*REQUIREMENTS*
Find how many lines contain the word "label" and state that number alone.

Stored items:
*-*-*

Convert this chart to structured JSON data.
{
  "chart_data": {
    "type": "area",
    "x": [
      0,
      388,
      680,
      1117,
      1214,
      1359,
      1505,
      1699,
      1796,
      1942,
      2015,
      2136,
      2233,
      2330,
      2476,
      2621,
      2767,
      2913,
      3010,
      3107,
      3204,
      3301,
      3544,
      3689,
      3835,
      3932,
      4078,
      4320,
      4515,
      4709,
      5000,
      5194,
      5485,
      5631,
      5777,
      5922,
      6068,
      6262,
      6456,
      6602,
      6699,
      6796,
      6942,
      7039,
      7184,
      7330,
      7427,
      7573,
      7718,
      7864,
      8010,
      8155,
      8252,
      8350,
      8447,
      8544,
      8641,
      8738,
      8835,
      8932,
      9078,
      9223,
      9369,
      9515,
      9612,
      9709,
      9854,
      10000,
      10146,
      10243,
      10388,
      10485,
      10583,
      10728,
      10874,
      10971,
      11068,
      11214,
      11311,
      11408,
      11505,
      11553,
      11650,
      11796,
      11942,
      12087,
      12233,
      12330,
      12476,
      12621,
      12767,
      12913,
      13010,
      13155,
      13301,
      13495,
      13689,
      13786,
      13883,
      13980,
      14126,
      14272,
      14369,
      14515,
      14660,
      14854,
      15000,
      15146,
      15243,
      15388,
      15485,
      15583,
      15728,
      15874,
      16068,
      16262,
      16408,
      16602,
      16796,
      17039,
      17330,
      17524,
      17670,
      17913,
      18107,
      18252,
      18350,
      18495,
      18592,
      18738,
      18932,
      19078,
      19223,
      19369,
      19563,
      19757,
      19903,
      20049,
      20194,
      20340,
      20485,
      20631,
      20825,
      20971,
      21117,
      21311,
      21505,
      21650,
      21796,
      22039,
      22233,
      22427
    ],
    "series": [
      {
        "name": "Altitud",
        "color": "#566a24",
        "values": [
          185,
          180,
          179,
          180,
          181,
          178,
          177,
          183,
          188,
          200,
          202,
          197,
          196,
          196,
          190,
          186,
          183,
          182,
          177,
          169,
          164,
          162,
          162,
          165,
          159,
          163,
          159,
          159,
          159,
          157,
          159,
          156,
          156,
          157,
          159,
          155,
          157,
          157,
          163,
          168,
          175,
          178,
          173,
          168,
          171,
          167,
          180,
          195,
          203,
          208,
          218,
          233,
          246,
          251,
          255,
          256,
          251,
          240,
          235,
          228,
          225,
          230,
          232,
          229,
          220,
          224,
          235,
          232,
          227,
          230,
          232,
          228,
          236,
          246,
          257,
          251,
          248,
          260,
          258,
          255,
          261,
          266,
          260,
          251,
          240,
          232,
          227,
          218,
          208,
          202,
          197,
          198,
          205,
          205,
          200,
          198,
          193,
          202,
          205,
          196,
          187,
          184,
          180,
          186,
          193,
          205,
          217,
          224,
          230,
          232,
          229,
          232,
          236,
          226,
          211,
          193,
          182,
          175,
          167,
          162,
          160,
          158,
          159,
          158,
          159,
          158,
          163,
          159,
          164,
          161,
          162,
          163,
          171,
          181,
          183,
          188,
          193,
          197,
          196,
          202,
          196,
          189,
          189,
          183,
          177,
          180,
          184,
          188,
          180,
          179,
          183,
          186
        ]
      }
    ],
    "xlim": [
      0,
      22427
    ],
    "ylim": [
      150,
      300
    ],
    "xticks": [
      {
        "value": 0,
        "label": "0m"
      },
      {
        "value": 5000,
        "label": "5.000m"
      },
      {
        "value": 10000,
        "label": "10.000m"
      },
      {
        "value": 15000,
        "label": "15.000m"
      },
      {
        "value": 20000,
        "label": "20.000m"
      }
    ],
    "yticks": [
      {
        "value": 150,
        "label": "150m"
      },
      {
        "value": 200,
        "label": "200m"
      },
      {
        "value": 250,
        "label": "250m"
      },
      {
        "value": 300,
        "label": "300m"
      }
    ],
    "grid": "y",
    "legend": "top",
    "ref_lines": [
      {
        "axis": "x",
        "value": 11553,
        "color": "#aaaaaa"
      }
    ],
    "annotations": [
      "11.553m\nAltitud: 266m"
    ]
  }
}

*-*-*

*FULL RESPONSE*
9